Dataset entries:
....................

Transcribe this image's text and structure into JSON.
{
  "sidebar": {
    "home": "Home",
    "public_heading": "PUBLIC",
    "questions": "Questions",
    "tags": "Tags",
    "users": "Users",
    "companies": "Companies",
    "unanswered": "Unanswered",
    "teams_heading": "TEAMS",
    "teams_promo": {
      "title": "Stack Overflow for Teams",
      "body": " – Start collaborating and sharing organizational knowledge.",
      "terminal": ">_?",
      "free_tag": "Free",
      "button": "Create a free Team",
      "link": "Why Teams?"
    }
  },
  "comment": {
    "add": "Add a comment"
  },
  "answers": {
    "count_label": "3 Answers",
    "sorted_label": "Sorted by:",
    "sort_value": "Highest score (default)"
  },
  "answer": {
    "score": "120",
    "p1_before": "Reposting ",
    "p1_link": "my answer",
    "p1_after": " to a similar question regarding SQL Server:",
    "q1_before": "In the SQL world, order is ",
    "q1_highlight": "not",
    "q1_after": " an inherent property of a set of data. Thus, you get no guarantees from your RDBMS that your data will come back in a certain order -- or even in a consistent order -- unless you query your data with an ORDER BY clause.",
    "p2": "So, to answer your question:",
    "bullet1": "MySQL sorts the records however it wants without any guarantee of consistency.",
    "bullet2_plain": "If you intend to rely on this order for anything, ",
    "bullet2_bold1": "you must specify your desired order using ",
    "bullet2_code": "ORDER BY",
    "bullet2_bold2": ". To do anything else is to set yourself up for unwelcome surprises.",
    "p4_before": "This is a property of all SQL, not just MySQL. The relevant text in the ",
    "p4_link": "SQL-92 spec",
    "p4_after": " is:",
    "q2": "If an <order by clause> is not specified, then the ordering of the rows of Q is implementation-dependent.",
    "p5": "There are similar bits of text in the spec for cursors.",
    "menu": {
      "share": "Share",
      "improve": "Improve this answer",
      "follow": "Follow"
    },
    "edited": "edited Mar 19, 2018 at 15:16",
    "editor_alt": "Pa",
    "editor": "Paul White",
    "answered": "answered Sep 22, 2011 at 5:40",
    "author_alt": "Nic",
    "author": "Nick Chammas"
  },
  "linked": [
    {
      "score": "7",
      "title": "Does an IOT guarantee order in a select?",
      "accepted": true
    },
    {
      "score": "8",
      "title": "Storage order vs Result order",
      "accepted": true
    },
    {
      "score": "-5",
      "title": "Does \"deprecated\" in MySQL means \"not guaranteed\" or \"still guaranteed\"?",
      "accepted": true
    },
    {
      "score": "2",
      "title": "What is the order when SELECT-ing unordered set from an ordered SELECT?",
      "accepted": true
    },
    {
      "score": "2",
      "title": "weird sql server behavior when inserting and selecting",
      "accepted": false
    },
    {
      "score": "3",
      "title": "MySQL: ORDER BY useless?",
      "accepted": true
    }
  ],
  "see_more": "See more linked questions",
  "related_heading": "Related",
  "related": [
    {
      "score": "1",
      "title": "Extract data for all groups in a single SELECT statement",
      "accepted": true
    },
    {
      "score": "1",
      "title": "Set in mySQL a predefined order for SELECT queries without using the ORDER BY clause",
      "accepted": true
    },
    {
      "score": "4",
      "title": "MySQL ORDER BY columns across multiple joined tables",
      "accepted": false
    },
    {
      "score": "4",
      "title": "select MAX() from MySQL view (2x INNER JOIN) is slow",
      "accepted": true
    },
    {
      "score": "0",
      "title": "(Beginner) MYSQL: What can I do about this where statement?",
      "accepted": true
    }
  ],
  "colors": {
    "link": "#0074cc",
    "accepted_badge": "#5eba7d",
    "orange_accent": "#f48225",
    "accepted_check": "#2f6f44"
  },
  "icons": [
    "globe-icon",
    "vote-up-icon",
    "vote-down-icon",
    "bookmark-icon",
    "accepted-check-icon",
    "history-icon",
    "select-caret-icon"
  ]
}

....................

Stated exercise: Print out all the entries precisely as written.

Answer to the task:
Transcribe this image's text and structure into JSON.
{
  "sidebar": {
    "home": "Home",
    "public_heading": "PUBLIC",
    "questions": "Questions",
    "tags": "Tags",
    "users": "Users",
    "companies": "Companies",
    "unanswered": "Unanswered",
    "teams_heading": "TEAMS",
    "teams_promo": {
      "title": "Stack Overflow for Teams",
      "body": " – Start collaborating and sharing organizational knowledge.",
      "terminal": ">_?",
      "free_tag": "Free",
      "button": "Create a free Team",
      "link": "Why Teams?"
    }
  },
  "comment": {
    "add": "Add a comment"
  },
  "answers": {
    "count_label": "3 Answers",
    "sorted_label": "Sorted by:",
    "sort_value": "Highest score (default)"
  },
  "answer": {
    "score": "120",
    "p1_before": "Reposting ",
    "p1_link": "my answer",
    "p1_after": " to a similar question regarding SQL Server:",
    "q1_before": "In the SQL world, order is ",
    "q1_highlight": "not",
    "q1_after": " an inherent property of a set of data. Thus, you get no guarantees from your RDBMS that your data will come back in a certain order -- or even in a consistent order -- unless you query your data with an ORDER BY clause.",
    "p2": "So, to answer your question:",
    "bullet1": "MySQL sorts the records however it wants without any guarantee of consistency.",
    "bullet2_plain": "If you intend to rely on this order for anything, ",
    "bullet2_bold1": "you must specify your desired order using ",
    "bullet2_code": "ORDER BY",
    "bullet2_bold2": ". To do anything else is to set yourself up for unwelcome surprises.",
    "p4_before": "This is a property of all SQL, not just MySQL. The relevant text in the ",
    "p4_link": "SQL-92 spec",
    "p4_after": " is:",
    "q2": "If an <order by clause> is not specified, then the ordering of the rows of Q is implementation-dependent.",
    "p5": "There are similar bits of text in the spec for cursors.",
    "menu": {
      "share": "Share",
      "improve": "Improve this answer",
      "follow": "Follow"
    },
    "edited": "edited Mar 19, 2018 at 15:16",
    "editor_alt": "Pa",
    "editor": "Paul White",
    "answered": "answered Sep 22, 2011 at 5:40",
    "author_alt": "Nic",
    "author": "Nick Chammas"
  },
  "linked": [
    {
      "score": "7",
      "title": "Does an IOT guarantee order in a select?",
      "accepted": true
    },
    {
      "score": "8",
      "title": "Storage order vs Result order",
      "accepted": true
    },
    {
      "score": "-5",
      "title": "Does \"deprecated\" in MySQL means \"not guaranteed\" or \"still guaranteed\"?",
      "accepted": true
    },
    {
      "score": "2",
      "title": "What is the order when SELECT-ing unordered set from an ordered SELECT?",
      "accepted": true
    },
    {
      "score": "2",
      "title": "weird sql server behavior when inserting and selecting",
      "accepted": false
    },
    {
      "score": "3",
      "title": "MySQL: ORDER BY useless?",
      "accepted": true
    }
  ],
  "see_more": "See more linked questions",
  "related_heading": "Related",
  "related": [
    {
      "score": "1",
      "title": "Extract data for all groups in a single SELECT statement",
      "accepted": true
    },
    {
      "score": "1",
      "title": "Set in mySQL a predefined order for SELECT queries without using the ORDER BY clause",
      "accepted": true
    },
    {
      "score": "4",
      "title": "MySQL ORDER BY columns across multiple joined tables",
      "accepted": false
    },
    {
      "score": "4",
      "title": "select MAX() from MySQL view (2x INNER JOIN) is slow",
      "accepted": true
    },
    {
      "score": "0",
      "title": "(Beginner) MYSQL: What can I do about this where statement?",
      "accepted": true
    }
  ],
  "colors": {
    "link": "#0074cc",
    "accepted_badge": "#5eba7d",
    "orange_accent": "#f48225",
    "accepted_check": "#2f6f44"
  },
  "icons": [
    "globe-icon",
    "vote-up-icon",
    "vote-down-icon",
    "bookmark-icon",
    "accepted-check-icon",
    "history-icon",
    "select-caret-icon"
  ]
}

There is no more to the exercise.